Print the data exactly as it is given, please.
##### DATA LISTING #####
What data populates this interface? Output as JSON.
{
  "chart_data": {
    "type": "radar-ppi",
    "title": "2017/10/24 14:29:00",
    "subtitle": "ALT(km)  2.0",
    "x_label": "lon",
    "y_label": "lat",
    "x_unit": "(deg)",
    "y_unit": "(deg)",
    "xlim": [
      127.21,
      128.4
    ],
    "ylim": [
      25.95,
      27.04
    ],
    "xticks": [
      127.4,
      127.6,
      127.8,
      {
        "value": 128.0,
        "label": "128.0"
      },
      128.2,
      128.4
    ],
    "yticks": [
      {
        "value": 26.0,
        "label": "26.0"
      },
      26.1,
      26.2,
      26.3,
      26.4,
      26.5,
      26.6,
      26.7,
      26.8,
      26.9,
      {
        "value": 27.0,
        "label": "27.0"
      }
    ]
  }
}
#####
**EXPECTED ANSWER:**
What data populates this interface? Output as JSON.
{
  "chart_data": {
    "type": "radar-ppi",
    "title": "2017/10/24 14:29:00",
    "subtitle": "ALT(km)  2.0",
    "x_label": "lon",
    "y_label": "lat",
    "x_unit": "(deg)",
    "y_unit": "(deg)",
    "xlim": [
      127.21,
      128.4
    ],
    "ylim": [
      25.95,
      27.04
    ],
    "xticks": [
      127.4,
      127.6,
      127.8,
      {
        "value": 128.0,
        "label": "128.0"
      },
      128.2,
      128.4
    ],
    "yticks": [
      {
        "value": 26.0,
        "label": "26.0"
      },
      26.1,
      26.2,
      26.3,
      26.4,
      26.5,
      26.6,
      26.7,
      26.8,
      26.9,
      {
        "value": 27.0,
        "label": "27.0"
      }
    ]
  }
}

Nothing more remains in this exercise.